Records provided:

----

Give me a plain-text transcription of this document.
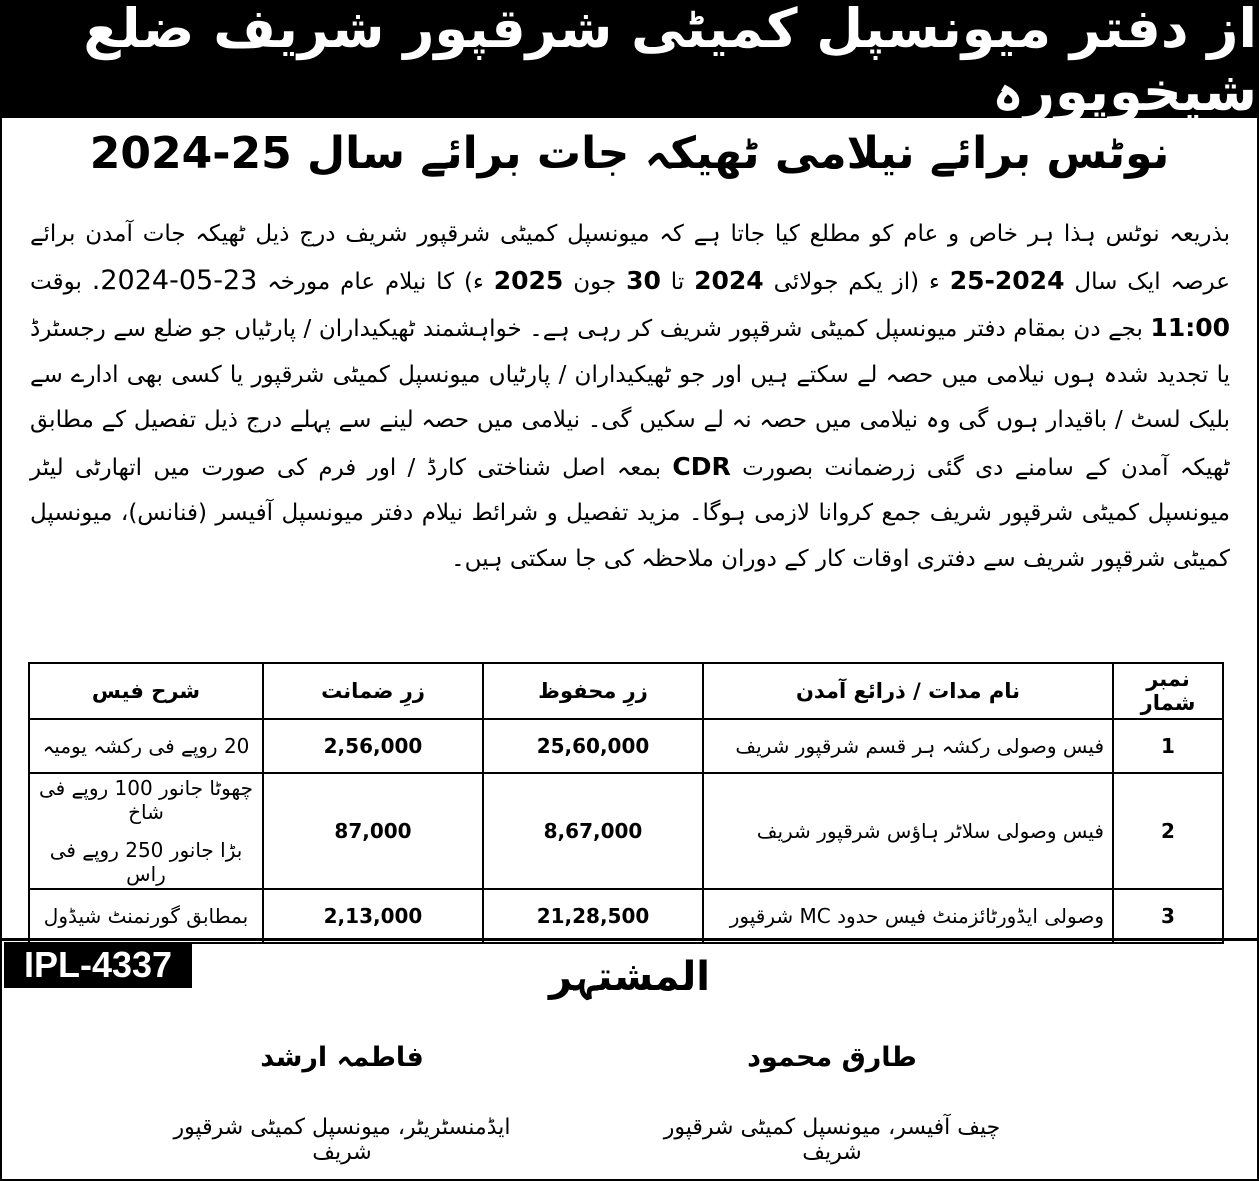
از دفتر میونسپل کمیٹی شرقپور شریف ضلع شیخوپورہ
نوٹس برائے نیلامی ٹھیکہ جات برائے سال 25-2024
بذریعہ نوٹس ہذا ہر خاص و عام کو مطلع کیا جاتا ہے کہ میونسپل کمیٹی شرقپور شریف درج ذیل ٹھیکہ جات آمدن برائے عرصہ ایک سال 2024-25 ء (از یکم جولائی 2024 تا 30 جون 2025 ء) کا نیلام عام مورخہ 23-05-2024. بوقت 11:00 بجے دن بمقام دفتر میونسپل کمیٹی شرقپور شریف کر رہی ہے۔ خواہشمند ٹھیکیداران / پارٹیاں جو ضلع سے رجسٹرڈ یا تجدید شدہ ہوں نیلامی میں حصہ لے سکتے ہیں اور جو ٹھیکیداران / پارٹیاں میونسپل کمیٹی شرقپور یا کسی بھی ادارے سے بلیک لسٹ / باقیدار ہوں گی وہ نیلامی میں حصہ نہ لے سکیں گی۔ نیلامی میں حصہ لینے سے پہلے درج ذیل تفصیل کے مطابق ٹھیکہ آمدن کے سامنے دی گئی زرضمانت بصورت CDR بمعہ اصل شناختی کارڈ / اور فرم کی صورت میں اتھارٹی لیٹر میونسپل کمیٹی شرقپور شریف جمع کروانا لازمی ہوگا۔ مزید تفصیل و شرائط نیلام دفتر میونسپل آفیسر (فنانس)، میونسپل کمیٹی شرقپور شریف سے دفتری اوقات کار کے دوران ملاحظہ کی جا سکتی ہیں۔
نمبر شمار	نام مدات / ذرائع آمدن	زرِ محفوظ	زرِ ضمانت	شرح فیس
1	فیس وصولی رکشہ ہر قسم شرقپور شریف	25,60,000	2,56,000	20 روپے فی رکشہ یومیہ

2	فیس وصولی سلاٹر ہاؤس شرقپور شریف	8,67,000	87,000	چھوٹا جانور 100 روپے فی شاخ
بڑا جانور 250 روپے فی راس

3	وصولی ایڈورٹائزمنٹ فیس حدود MC شرقپور	21,28,500	2,13,000	بمطابق گورنمنٹ شیڈول
IPL-4337	المشتہر
طارق محمود
چیف آفیسر، میونسپل کمیٹی شرقپور شریف
فاطمہ ارشد
ایڈمنسٹریٹر، میونسپل کمیٹی شرقپور شریف
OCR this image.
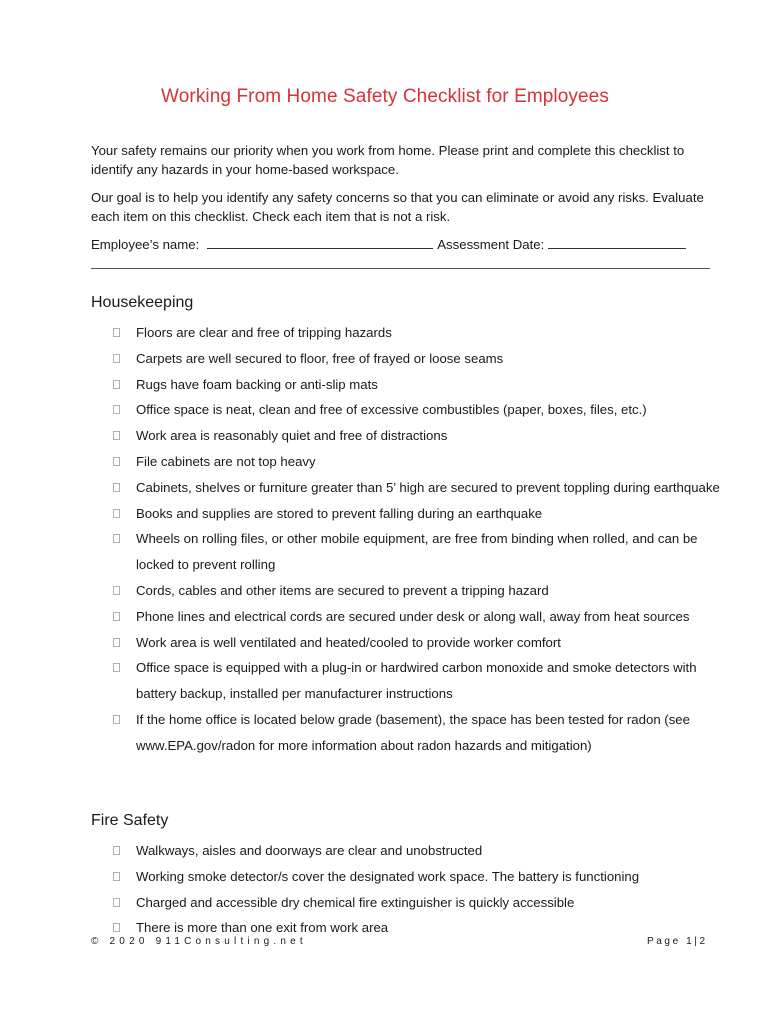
Working From Home Safety Checklist for Employees
Your safety remains our priority when you work from home. Please print and complete this checklist to identify any hazards in your home-based workspace.
Our goal is to help you identify any safety concerns so that you can eliminate or avoid any risks. Evaluate each item on this checklist. Check each item that is not a risk.
Employee’s name:	Assessment Date:
Housekeeping
Floors are clear and free of tripping hazards
Carpets are well secured to floor, free of frayed or loose seams
Rugs have foam backing or anti-slip mats
Office space is neat, clean and free of excessive combustibles (paper, boxes, files, etc.)
Work area is reasonably quiet and free of distractions
File cabinets are not top heavy
Cabinets, shelves or furniture greater than 5’ high are secured to prevent toppling during earthquake
Books and supplies are stored to prevent falling during an earthquake
Wheels on rolling files, or other mobile equipment, are free from binding when rolled, and can be locked to prevent rolling
Cords, cables and other items are secured to prevent a tripping hazard
Phone lines and electrical cords are secured under desk or along wall, away from heat sources
Work area is well ventilated and heated/cooled to provide worker comfort
Office space is equipped with a plug-in or hardwired carbon monoxide and smoke detectors with battery backup, installed per manufacturer instructions
If the home office is located below grade (basement), the space has been tested for radon (see www.EPA.gov/radon for more information about radon hazards and mitigation)
Fire Safety
Walkways, aisles and doorways are clear and unobstructed
Working smoke detector/s cover the designated work space. The battery is functioning
Charged and accessible dry chemical fire extinguisher is quickly accessible
There is more than one exit from work area
© 2020 911Consulting.net	Page 1|2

----

Write out every line of the preceding listing that contains "prevent".

Cabinets, shelves or furniture greater than 5’ high are secured to prevent toppling during earthquake
Books and supplies are stored to prevent falling during an earthquake
Wheels on rolling files, or other mobile equipment, are free from binding when rolled, and can be locked to prevent rolling
Cords, cables and other items are secured to prevent a tripping hazard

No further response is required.